:: What to work on ::
Give back the records below exactly, every one, with no pictures.

Raw records:

------------------------

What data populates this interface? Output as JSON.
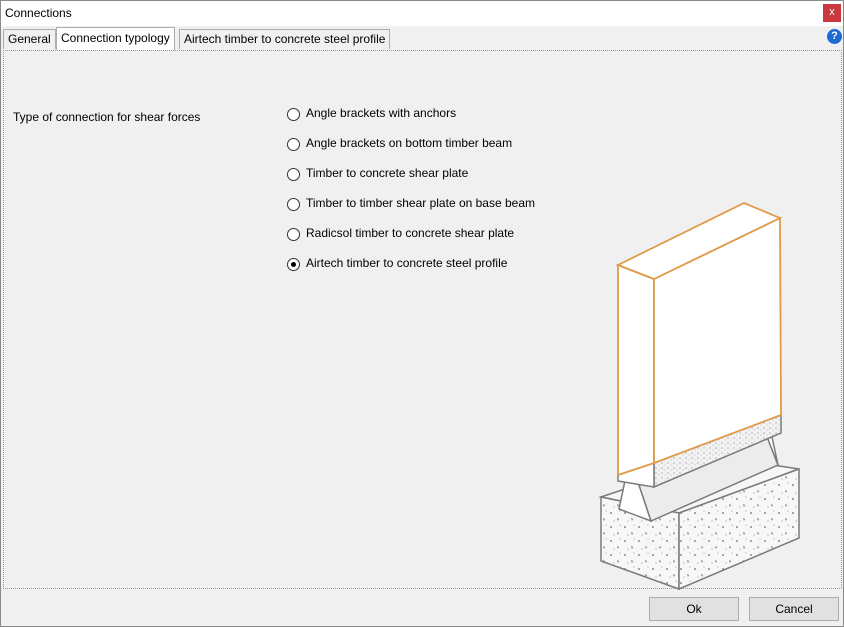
{
  "window": {
    "title": "Connections",
    "close_label": "x"
  },
  "tabs": [
    {
      "label": "General"
    },
    {
      "label": "Connection typology"
    },
    {
      "label": "Airtech timber to concrete steel profile"
    }
  ],
  "help_label": "?",
  "shear": {
    "label": "Type of connection for shear forces",
    "options": [
      {
        "label": "Angle brackets with anchors",
        "selected": false
      },
      {
        "label": "Angle brackets on bottom timber beam",
        "selected": false
      },
      {
        "label": "Timber to concrete shear plate",
        "selected": false
      },
      {
        "label": "Timber to timber shear plate on base beam",
        "selected": false
      },
      {
        "label": "Radicsol timber to concrete shear plate",
        "selected": false
      },
      {
        "label": "Airtech timber to concrete steel profile",
        "selected": true
      }
    ]
  },
  "colors": {
    "timber_outline": "#e09a4a",
    "steel_outline": "#7a7a7a"
  },
  "buttons": {
    "ok": "Ok",
    "cancel": "Cancel"
  }
}
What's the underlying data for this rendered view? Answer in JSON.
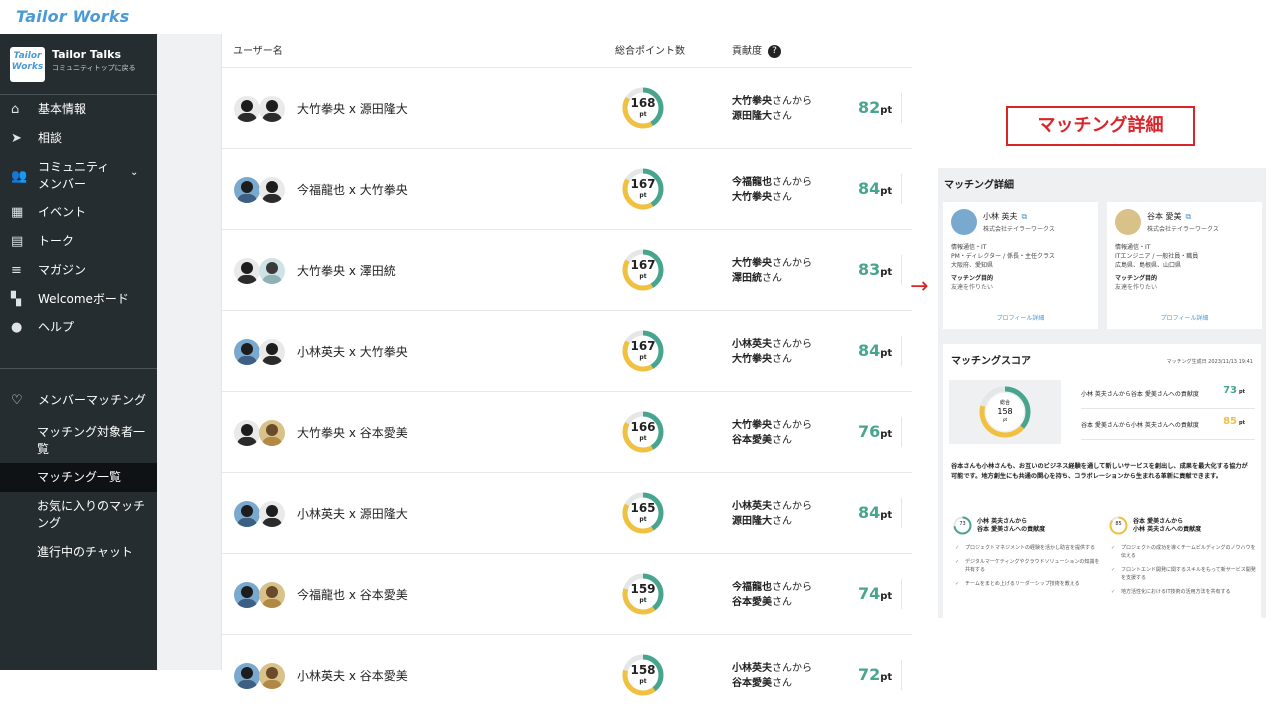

------------------------

:: The solution ::
What data populates this interface? Output as JSON.
{
  "window": {
    "title": "Connections",
    "close_label": "x"
  },
  "tabs": [
    {
      "label": "General"
    },
    {
      "label": "Connection typology"
    },
    {
      "label": "Airtech timber to concrete steel profile"
    }
  ],
  "help_label": "?",
  "shear": {
    "label": "Type of connection for shear forces",
    "options": [
      {
        "label": "Angle brackets with anchors",
        "selected": false
      },
      {
        "label": "Angle brackets on bottom timber beam",
        "selected": false
      },
      {
        "label": "Timber to concrete shear plate",
        "selected": false
      },
      {
        "label": "Timber to timber shear plate on base beam",
        "selected": false
      },
      {
        "label": "Radicsol timber to concrete shear plate",
        "selected": false
      },
      {
        "label": "Airtech timber to concrete steel profile",
        "selected": true
      }
    ]
  },
  "colors": {
    "timber_outline": "#e09a4a",
    "steel_outline": "#7a7a7a"
  },
  "buttons": {
    "ok": "Ok",
    "cancel": "Cancel"
  }
}
What's the underlying data for this rendered view? Answer in JSON.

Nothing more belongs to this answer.